WHAT IS BEING ASKED: Keep only those lines of the records that include the string "name".

STORED ROWS:
○ ○ ○ ○ ○

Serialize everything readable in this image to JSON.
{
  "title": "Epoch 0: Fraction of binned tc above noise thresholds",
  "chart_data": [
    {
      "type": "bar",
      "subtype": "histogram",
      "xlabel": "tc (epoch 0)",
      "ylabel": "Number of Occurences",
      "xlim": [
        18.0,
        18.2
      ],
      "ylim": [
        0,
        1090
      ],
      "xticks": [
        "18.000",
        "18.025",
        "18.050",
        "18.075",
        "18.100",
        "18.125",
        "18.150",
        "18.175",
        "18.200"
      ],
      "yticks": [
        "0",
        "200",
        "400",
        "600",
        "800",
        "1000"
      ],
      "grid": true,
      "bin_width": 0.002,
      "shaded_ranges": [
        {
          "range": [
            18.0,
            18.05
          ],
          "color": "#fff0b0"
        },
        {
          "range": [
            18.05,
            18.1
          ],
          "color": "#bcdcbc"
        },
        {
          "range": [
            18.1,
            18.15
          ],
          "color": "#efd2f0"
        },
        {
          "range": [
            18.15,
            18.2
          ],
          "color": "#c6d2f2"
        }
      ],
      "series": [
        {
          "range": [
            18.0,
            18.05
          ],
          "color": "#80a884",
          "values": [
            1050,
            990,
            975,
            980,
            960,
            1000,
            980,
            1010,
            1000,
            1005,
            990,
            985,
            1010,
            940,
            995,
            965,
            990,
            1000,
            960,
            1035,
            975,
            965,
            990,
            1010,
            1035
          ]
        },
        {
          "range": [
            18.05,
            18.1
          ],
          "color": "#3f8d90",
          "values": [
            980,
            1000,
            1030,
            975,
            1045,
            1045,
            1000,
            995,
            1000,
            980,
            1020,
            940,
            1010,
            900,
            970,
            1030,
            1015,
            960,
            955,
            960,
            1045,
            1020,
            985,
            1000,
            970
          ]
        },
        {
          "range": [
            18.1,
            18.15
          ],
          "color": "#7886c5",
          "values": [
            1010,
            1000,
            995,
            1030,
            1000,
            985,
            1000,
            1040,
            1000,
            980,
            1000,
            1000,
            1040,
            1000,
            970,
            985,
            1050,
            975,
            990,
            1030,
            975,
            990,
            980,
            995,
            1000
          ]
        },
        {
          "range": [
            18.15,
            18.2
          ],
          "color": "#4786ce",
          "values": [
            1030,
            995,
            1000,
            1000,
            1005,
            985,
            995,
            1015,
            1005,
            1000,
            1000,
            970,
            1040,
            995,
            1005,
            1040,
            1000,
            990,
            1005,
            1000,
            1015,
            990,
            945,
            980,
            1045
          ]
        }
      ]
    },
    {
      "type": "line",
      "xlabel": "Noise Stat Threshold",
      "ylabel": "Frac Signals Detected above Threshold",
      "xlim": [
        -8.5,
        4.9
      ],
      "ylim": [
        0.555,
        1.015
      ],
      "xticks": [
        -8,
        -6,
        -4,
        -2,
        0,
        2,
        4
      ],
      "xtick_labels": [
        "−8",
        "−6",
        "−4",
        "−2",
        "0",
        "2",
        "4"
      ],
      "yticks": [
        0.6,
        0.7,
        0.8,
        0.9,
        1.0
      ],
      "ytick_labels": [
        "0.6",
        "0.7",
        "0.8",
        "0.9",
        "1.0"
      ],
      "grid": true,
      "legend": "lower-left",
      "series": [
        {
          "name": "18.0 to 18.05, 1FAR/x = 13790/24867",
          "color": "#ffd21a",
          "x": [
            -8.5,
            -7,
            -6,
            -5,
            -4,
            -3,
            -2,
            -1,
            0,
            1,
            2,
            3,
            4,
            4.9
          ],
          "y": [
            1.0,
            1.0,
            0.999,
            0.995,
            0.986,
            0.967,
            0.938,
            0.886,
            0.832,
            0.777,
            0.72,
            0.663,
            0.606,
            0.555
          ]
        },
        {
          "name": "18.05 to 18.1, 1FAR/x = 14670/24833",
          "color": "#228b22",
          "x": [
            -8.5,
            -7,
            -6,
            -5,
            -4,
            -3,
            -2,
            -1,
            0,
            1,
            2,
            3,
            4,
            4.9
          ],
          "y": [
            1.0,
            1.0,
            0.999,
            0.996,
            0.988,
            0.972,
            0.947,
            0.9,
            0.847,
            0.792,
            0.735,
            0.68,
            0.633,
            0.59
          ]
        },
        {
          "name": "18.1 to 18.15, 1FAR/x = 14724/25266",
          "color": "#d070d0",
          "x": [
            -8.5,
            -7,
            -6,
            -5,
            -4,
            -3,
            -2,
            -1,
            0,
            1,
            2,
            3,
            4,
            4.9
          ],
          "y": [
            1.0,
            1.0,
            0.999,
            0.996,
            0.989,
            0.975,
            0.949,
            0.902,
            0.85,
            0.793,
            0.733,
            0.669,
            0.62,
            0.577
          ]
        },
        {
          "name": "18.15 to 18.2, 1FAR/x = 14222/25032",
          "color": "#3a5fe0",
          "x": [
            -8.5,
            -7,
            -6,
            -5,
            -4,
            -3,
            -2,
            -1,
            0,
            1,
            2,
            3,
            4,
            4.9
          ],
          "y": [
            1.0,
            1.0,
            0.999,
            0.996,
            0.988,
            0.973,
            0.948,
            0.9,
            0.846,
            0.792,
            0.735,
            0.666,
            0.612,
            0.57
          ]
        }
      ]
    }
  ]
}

○ ○ ○ ○ ○

SOLUTION:
          "name": "18.0 to 18.05, 1FAR/x = 13790/24867",
          "name": "18.05 to 18.1, 1FAR/x = 14670/24833",
          "name": "18.1 to 18.15, 1FAR/x = 14724/25266",
          "name": "18.15 to 18.2, 1FAR/x = 14222/25032",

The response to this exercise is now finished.